- Aim of the exercise -
Leave out any pictures and transcribe all other data below exactly.

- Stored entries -

■ ■ ■ ■

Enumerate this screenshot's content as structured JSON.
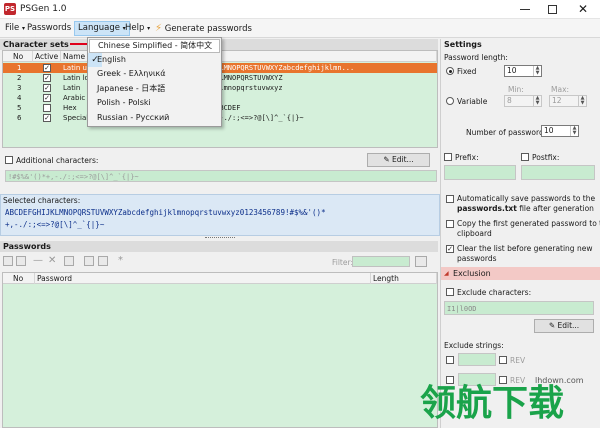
{
  "window": {
    "title": "PSGen 1.0",
    "icon_text": "PS"
  },
  "menu": {
    "file": "File",
    "passwords": "Passwords",
    "language": "Language",
    "help": "Help",
    "generate": "Generate passwords"
  },
  "language_menu": {
    "items": [
      "Chinese Simplified - 简体中文",
      "English",
      "Greek - Ελληνικά",
      "Japanese - 日本語",
      "Polish - Polski",
      "Russian - Русский"
    ],
    "checked": "✓"
  },
  "charsets": {
    "header": "Character sets",
    "columns": [
      "No",
      "Active",
      "Name",
      "Characters"
    ],
    "rows": [
      {
        "no": "1",
        "name": "Latin uppercase",
        "chars": "ABCDEFGHIJKLMNOPQRSTUVWXYZabcdefghijklmn..."
      },
      {
        "no": "2",
        "name": "Latin lowercase",
        "chars": "ABCDEFGHIJKLMNOPQRSTUVWXYZ"
      },
      {
        "no": "3",
        "name": "Latin",
        "chars": "abcdefghijklmnopqrstuvwxyz"
      },
      {
        "no": "4",
        "name": "Arabic digits",
        "chars": "0123456789"
      },
      {
        "no": "5",
        "name": "Hex",
        "chars": "0123456789ABCDEF"
      },
      {
        "no": "6",
        "name": "Special characters",
        "chars": "!#$%&'()*+,-./:;<=>?@[\\]^_`{|}~"
      }
    ]
  },
  "additional": {
    "label": "Additional characters:",
    "value": "!#$%&'()*+,-./:;<=>?@[\\]^_`{|}~",
    "edit": "Edit..."
  },
  "selected": {
    "label": "Selected characters:",
    "line1": "ABCDEFGHIJKLMNOPQRSTUVWXYZabcdefghijklmnopqrstuvwxyz0123456789!#$%&'()*",
    "line2": "+,-./:;<=>?@[\\]^_`{|}~"
  },
  "passwords": {
    "header": "Passwords",
    "filter_label": "Filter:",
    "columns": [
      "No",
      "Password",
      "Length"
    ]
  },
  "settings": {
    "header": "Settings",
    "length_label": "Password length:",
    "fixed": "Fixed",
    "fixed_value": "10",
    "variable": "Variable",
    "min_label": "Min:",
    "min_value": "8",
    "max_label": "Max:",
    "max_value": "12",
    "count_label": "Number of passwords:",
    "count_value": "10",
    "prefix": "Prefix:",
    "postfix": "Postfix:",
    "auto_save_1": "Automatically save passwords to the",
    "auto_save_2a": "passwords.txt",
    "auto_save_2b": " file after generation",
    "copy_first_1": "Copy the first generated password to the",
    "copy_first_2": "clipboard",
    "clear_list_1": "Clear the list before generating new",
    "clear_list_2": "passwords"
  },
  "exclusion": {
    "header": "Exclusion",
    "exclude_chars": "Exclude characters:",
    "exclude_value": "I1|l0OD",
    "edit": "Edit...",
    "exclude_strings": "Exclude strings:",
    "rev": "REV"
  },
  "watermark": {
    "site": "lhdown.com",
    "brand": "领航下载"
  },
  "colors": {
    "accent": "#e8742d",
    "green": "#c8ebd0",
    "exclusion": "#f3c9c6",
    "arrow": "#e0001a"
  }
}
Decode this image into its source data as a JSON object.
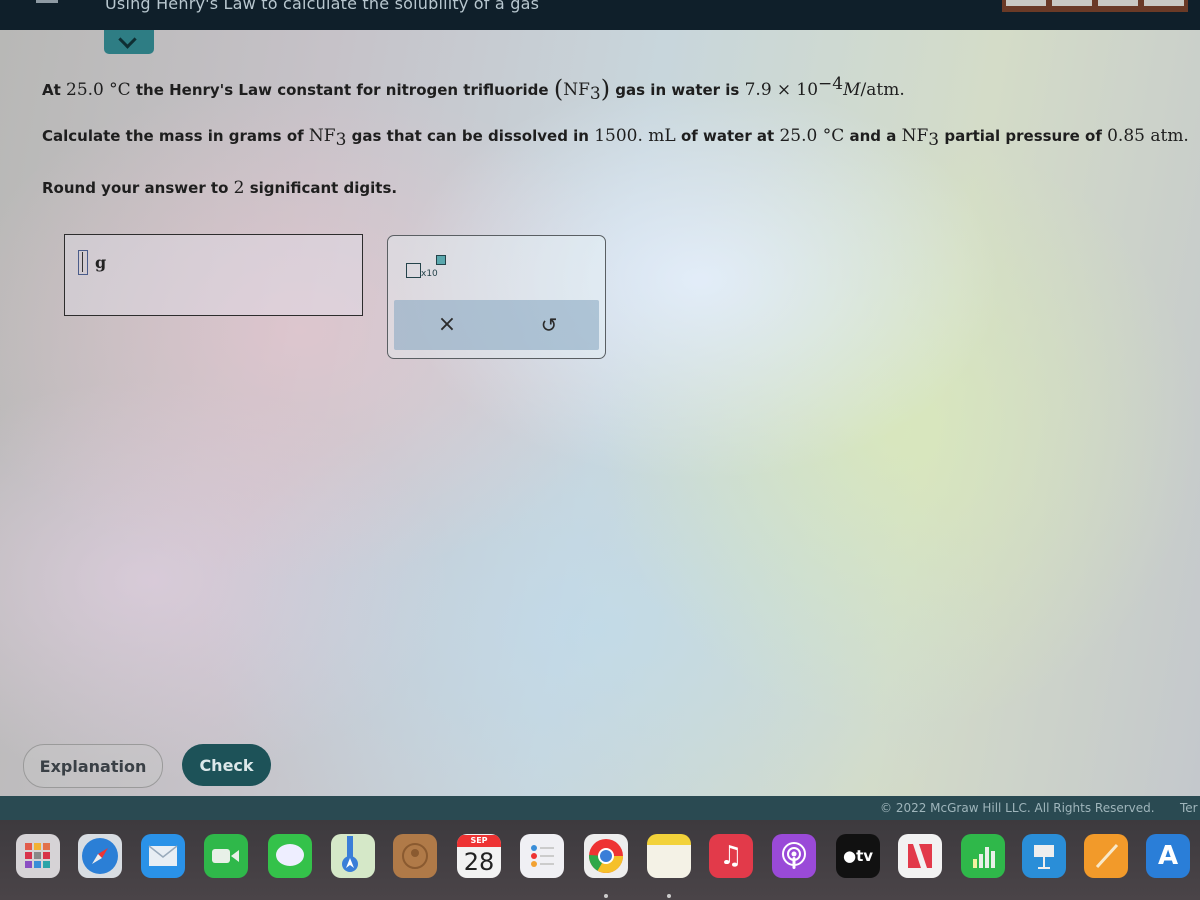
{
  "header": {
    "title": "Using Henry's Law to calculate the solubility of a gas"
  },
  "question": {
    "line1": {
      "prefix": "At",
      "temp": "25.0",
      "temp_unit": "°C",
      "text_a": "the Henry's Law constant for nitrogen trifluoride",
      "formula": "NF",
      "formula_sub": "3",
      "text_b": "gas in water is",
      "mantissa": "7.9",
      "times": "×",
      "base": "10",
      "exponent": "−4",
      "unit_M": "M",
      "unit_rest": "/atm."
    },
    "line2": {
      "text_a": "Calculate the mass in grams of",
      "formula": "NF",
      "formula_sub": "3",
      "text_b": "gas that can be dissolved in",
      "volume": "1500. mL",
      "text_c": "of water at",
      "temp": "25.0 °C",
      "text_d": "and a",
      "formula2": "NF",
      "formula2_sub": "3",
      "text_e": "partial pressure of",
      "pressure": "0.85 atm."
    },
    "line3": {
      "text_a": "Round your answer to",
      "digits": "2",
      "text_b": "significant digits."
    }
  },
  "answer": {
    "value": "",
    "unit": "g"
  },
  "tools": {
    "sci_notation_label": "x10",
    "clear_symbol": "×",
    "undo_symbol": "↺"
  },
  "buttons": {
    "explanation": "Explanation",
    "check": "Check"
  },
  "footer": {
    "copyright": "© 2022 McGraw Hill LLC. All Rights Reserved.",
    "terms": "Ter"
  },
  "dock": {
    "calendar_month": "SEP",
    "calendar_day": "28",
    "tv_label": "tv",
    "apps": [
      "Launchpad",
      "Safari",
      "Mail",
      "FaceTime",
      "Messages",
      "Maps",
      "Contacts",
      "Calendar",
      "Reminders",
      "Chrome",
      "Notes",
      "Music",
      "Podcasts",
      "TV",
      "News",
      "Numbers",
      "Keynote",
      "Pages",
      "App Store"
    ]
  },
  "colors": {
    "teal_dark": "#1d5258",
    "teal_tab": "#2e7d84",
    "topbar": "#0f1f2a"
  }
}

■ ■ ■ ■

- Answer below -
Enumerate this screenshot's content as structured JSON.
{
  "window": {
    "title": "PSGen 1.0",
    "icon_text": "PS"
  },
  "menu": {
    "file": "File",
    "passwords": "Passwords",
    "language": "Language",
    "help": "Help",
    "generate": "Generate passwords"
  },
  "language_menu": {
    "items": [
      "Chinese Simplified - 简体中文",
      "English",
      "Greek - Ελληνικά",
      "Japanese - 日本語",
      "Polish - Polski",
      "Russian - Русский"
    ],
    "checked": "✓"
  },
  "charsets": {
    "header": "Character sets",
    "columns": [
      "No",
      "Active",
      "Name",
      "Characters"
    ],
    "rows": [
      {
        "no": "1",
        "name": "Latin uppercase",
        "chars": "ABCDEFGHIJKLMNOPQRSTUVWXYZabcdefghijklmn..."
      },
      {
        "no": "2",
        "name": "Latin lowercase",
        "chars": "ABCDEFGHIJKLMNOPQRSTUVWXYZ"
      },
      {
        "no": "3",
        "name": "Latin",
        "chars": "abcdefghijklmnopqrstuvwxyz"
      },
      {
        "no": "4",
        "name": "Arabic digits",
        "chars": "0123456789"
      },
      {
        "no": "5",
        "name": "Hex",
        "chars": "0123456789ABCDEF"
      },
      {
        "no": "6",
        "name": "Special characters",
        "chars": "!#$%&'()*+,-./:;<=>?@[\\]^_`{|}~"
      }
    ]
  },
  "additional": {
    "label": "Additional characters:",
    "value": "!#$%&'()*+,-./:;<=>?@[\\]^_`{|}~",
    "edit": "Edit..."
  },
  "selected": {
    "label": "Selected characters:",
    "line1": "ABCDEFGHIJKLMNOPQRSTUVWXYZabcdefghijklmnopqrstuvwxyz0123456789!#$%&'()*",
    "line2": "+,-./:;<=>?@[\\]^_`{|}~"
  },
  "passwords": {
    "header": "Passwords",
    "filter_label": "Filter:",
    "columns": [
      "No",
      "Password",
      "Length"
    ]
  },
  "settings": {
    "header": "Settings",
    "length_label": "Password length:",
    "fixed": "Fixed",
    "fixed_value": "10",
    "variable": "Variable",
    "min_label": "Min:",
    "min_value": "8",
    "max_label": "Max:",
    "max_value": "12",
    "count_label": "Number of passwords:",
    "count_value": "10",
    "prefix": "Prefix:",
    "postfix": "Postfix:",
    "auto_save_1": "Automatically save passwords to the",
    "auto_save_2a": "passwords.txt",
    "auto_save_2b": " file after generation",
    "copy_first_1": "Copy the first generated password to the",
    "copy_first_2": "clipboard",
    "clear_list_1": "Clear the list before generating new",
    "clear_list_2": "passwords"
  },
  "exclusion": {
    "header": "Exclusion",
    "exclude_chars": "Exclude characters:",
    "exclude_value": "I1|l0OD",
    "edit": "Edit...",
    "exclude_strings": "Exclude strings:",
    "rev": "REV"
  },
  "watermark": {
    "site": "lhdown.com",
    "brand": "领航下载"
  },
  "colors": {
    "accent": "#e8742d",
    "green": "#c8ebd0",
    "exclusion": "#f3c9c6",
    "arrow": "#e0001a"
  }
}
Decode this image into its source data as a JSON object.
{
  "header": {
    "title": "Using Henry's Law to calculate the solubility of a gas"
  },
  "question": {
    "line1": {
      "prefix": "At",
      "temp": "25.0",
      "temp_unit": "°C",
      "text_a": "the Henry's Law constant for nitrogen trifluoride",
      "formula": "NF",
      "formula_sub": "3",
      "text_b": "gas in water is",
      "mantissa": "7.9",
      "times": "×",
      "base": "10",
      "exponent": "−4",
      "unit_M": "M",
      "unit_rest": "/atm."
    },
    "line2": {
      "text_a": "Calculate the mass in grams of",
      "formula": "NF",
      "formula_sub": "3",
      "text_b": "gas that can be dissolved in",
      "volume": "1500. mL",
      "text_c": "of water at",
      "temp": "25.0 °C",
      "text_d": "and a",
      "formula2": "NF",
      "formula2_sub": "3",
      "text_e": "partial pressure of",
      "pressure": "0.85 atm."
    },
    "line3": {
      "text_a": "Round your answer to",
      "digits": "2",
      "text_b": "significant digits."
    }
  },
  "answer": {
    "value": "",
    "unit": "g"
  },
  "tools": {
    "sci_notation_label": "x10",
    "clear_symbol": "×",
    "undo_symbol": "↺"
  },
  "buttons": {
    "explanation": "Explanation",
    "check": "Check"
  },
  "footer": {
    "copyright": "© 2022 McGraw Hill LLC. All Rights Reserved.",
    "terms": "Ter"
  },
  "dock": {
    "calendar_month": "SEP",
    "calendar_day": "28",
    "tv_label": "tv",
    "apps": [
      "Launchpad",
      "Safari",
      "Mail",
      "FaceTime",
      "Messages",
      "Maps",
      "Contacts",
      "Calendar",
      "Reminders",
      "Chrome",
      "Notes",
      "Music",
      "Podcasts",
      "TV",
      "News",
      "Numbers",
      "Keynote",
      "Pages",
      "App Store"
    ]
  },
  "colors": {
    "teal_dark": "#1d5258",
    "teal_tab": "#2e7d84",
    "topbar": "#0f1f2a"
  }
}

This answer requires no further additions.